Leave out any pictures and transcribe all other data below exactly.

(Data entries)
################

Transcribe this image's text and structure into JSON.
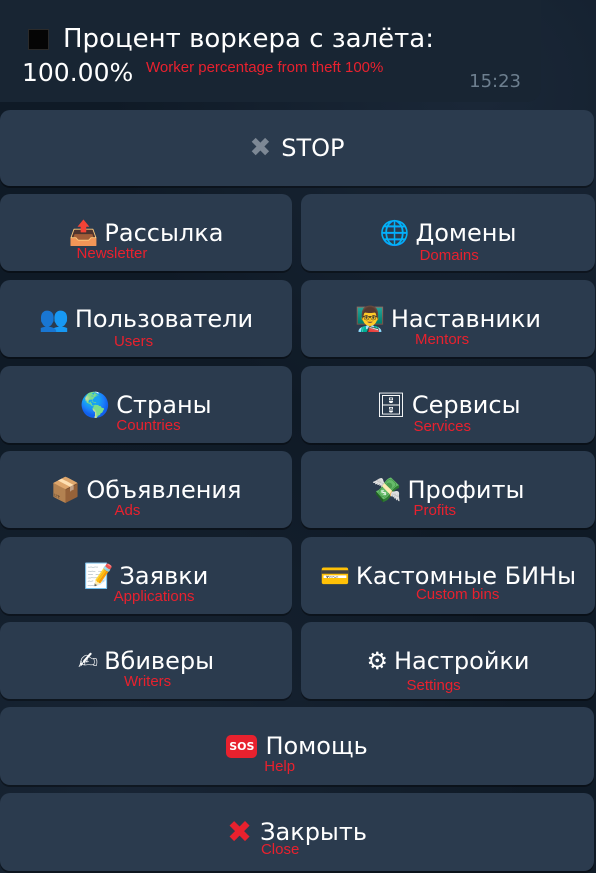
{
  "message": {
    "title": "Процент воркера с залёта:",
    "value": "100.00%",
    "annotation": "Worker percentage from theft 100%",
    "time": "15:23"
  },
  "keyboard": {
    "stop": {
      "icon": "✖",
      "label": "STOP"
    },
    "newsletter": {
      "icon": "📤",
      "label": "Рассылка",
      "sub": "Newsletter"
    },
    "domains": {
      "icon": "🌐",
      "label": "Домены",
      "sub": "Domains"
    },
    "users": {
      "icon": "👥",
      "label": "Пользователи",
      "sub": "Users"
    },
    "mentors": {
      "icon": "👨‍🏫",
      "label": "Наставники",
      "sub": "Mentors"
    },
    "countries": {
      "icon": "🌎",
      "label": "Страны",
      "sub": "Countries"
    },
    "services": {
      "icon": "🗄",
      "label": "Сервисы",
      "sub": "Services"
    },
    "ads": {
      "icon": "📦",
      "label": "Объявления",
      "sub": "Ads"
    },
    "profits": {
      "icon": "💸",
      "label": "Профиты",
      "sub": "Profits"
    },
    "applications": {
      "icon": "📝",
      "label": "Заявки",
      "sub": "Applications"
    },
    "custom_bins": {
      "icon": "💳",
      "label": "Кастомные БИНы",
      "sub": "Custom bins"
    },
    "writers": {
      "icon": "✍",
      "label": "Вбиверы",
      "sub": "Writers"
    },
    "settings": {
      "icon": "⚙",
      "label": "Настройки",
      "sub": "Settings"
    },
    "help": {
      "icon": "SOS",
      "label": "Помощь",
      "sub": "Help"
    },
    "close": {
      "icon": "✖",
      "label": "Закрыть",
      "sub": "Close"
    }
  }
}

################

Result:
Transcribe this image's text and structure into JSON.
{
  "message": {
    "title": "Процент воркера с залёта:",
    "value": "100.00%",
    "annotation": "Worker percentage from theft 100%",
    "time": "15:23"
  },
  "keyboard": {
    "stop": {
      "icon": "✖",
      "label": "STOP"
    },
    "newsletter": {
      "icon": "📤",
      "label": "Рассылка",
      "sub": "Newsletter"
    },
    "domains": {
      "icon": "🌐",
      "label": "Домены",
      "sub": "Domains"
    },
    "users": {
      "icon": "👥",
      "label": "Пользователи",
      "sub": "Users"
    },
    "mentors": {
      "icon": "👨‍🏫",
      "label": "Наставники",
      "sub": "Mentors"
    },
    "countries": {
      "icon": "🌎",
      "label": "Страны",
      "sub": "Countries"
    },
    "services": {
      "icon": "🗄",
      "label": "Сервисы",
      "sub": "Services"
    },
    "ads": {
      "icon": "📦",
      "label": "Объявления",
      "sub": "Ads"
    },
    "profits": {
      "icon": "💸",
      "label": "Профиты",
      "sub": "Profits"
    },
    "applications": {
      "icon": "📝",
      "label": "Заявки",
      "sub": "Applications"
    },
    "custom_bins": {
      "icon": "💳",
      "label": "Кастомные БИНы",
      "sub": "Custom bins"
    },
    "writers": {
      "icon": "✍",
      "label": "Вбиверы",
      "sub": "Writers"
    },
    "settings": {
      "icon": "⚙",
      "label": "Настройки",
      "sub": "Settings"
    },
    "help": {
      "icon": "SOS",
      "label": "Помощь",
      "sub": "Help"
    },
    "close": {
      "icon": "✖",
      "label": "Закрыть",
      "sub": "Close"
    }
  }
}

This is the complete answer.